■ **TASK OBJECTIVE**:
How many lines of the data hold the word "text"? State the number and nothing else.

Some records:
########

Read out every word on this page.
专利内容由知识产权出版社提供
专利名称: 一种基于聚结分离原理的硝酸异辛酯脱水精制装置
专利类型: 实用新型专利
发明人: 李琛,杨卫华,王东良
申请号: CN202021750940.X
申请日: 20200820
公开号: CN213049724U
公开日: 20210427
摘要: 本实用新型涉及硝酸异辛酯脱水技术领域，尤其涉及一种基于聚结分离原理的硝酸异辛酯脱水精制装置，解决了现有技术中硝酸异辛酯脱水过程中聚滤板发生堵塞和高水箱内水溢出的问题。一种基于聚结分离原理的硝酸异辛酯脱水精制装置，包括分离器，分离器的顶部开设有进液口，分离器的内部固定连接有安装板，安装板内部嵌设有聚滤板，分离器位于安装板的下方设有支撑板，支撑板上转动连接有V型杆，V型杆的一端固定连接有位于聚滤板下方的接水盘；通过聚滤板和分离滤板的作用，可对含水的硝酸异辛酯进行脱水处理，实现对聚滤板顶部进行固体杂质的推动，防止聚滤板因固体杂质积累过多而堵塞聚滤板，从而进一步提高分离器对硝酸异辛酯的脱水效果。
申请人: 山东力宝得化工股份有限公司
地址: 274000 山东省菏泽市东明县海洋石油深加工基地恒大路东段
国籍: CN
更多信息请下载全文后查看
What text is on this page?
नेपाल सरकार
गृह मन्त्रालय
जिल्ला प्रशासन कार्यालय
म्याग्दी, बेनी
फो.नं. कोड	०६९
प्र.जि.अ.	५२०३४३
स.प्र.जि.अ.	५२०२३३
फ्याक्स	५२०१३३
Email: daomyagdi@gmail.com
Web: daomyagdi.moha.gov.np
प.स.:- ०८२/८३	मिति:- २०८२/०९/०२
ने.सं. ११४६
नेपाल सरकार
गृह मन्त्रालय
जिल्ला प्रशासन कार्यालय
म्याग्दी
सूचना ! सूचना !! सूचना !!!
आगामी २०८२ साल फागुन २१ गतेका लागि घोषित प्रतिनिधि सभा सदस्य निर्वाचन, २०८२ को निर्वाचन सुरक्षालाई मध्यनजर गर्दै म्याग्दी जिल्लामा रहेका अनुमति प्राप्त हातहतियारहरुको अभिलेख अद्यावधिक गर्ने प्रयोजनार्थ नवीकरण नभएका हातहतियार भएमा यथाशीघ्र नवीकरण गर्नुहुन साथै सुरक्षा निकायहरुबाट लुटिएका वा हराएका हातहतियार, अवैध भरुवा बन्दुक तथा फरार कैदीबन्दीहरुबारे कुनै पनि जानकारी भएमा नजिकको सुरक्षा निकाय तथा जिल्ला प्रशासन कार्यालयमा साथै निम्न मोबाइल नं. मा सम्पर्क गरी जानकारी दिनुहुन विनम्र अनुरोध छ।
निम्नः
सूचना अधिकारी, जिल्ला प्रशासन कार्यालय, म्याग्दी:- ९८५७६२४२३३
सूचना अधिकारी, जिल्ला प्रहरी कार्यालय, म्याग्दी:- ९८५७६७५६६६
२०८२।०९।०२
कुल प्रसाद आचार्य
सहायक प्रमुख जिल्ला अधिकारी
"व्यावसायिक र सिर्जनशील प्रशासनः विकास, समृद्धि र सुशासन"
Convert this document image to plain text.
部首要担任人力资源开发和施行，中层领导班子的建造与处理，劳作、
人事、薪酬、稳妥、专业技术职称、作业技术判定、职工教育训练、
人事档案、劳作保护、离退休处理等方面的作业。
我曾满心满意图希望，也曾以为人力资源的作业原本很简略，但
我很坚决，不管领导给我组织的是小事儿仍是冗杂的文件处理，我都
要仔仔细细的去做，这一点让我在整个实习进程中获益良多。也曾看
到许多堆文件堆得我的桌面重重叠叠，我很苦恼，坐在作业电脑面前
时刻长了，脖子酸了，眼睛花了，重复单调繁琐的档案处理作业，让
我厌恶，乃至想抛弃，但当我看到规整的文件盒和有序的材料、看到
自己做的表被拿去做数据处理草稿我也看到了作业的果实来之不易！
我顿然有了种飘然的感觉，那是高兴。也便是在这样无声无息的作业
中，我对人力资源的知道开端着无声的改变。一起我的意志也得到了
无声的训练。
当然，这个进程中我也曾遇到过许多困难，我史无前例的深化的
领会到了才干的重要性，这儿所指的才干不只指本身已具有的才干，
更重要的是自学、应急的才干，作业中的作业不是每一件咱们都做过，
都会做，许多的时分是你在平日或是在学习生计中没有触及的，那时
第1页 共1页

########

■ **EXERCISE RESPONSE**:
2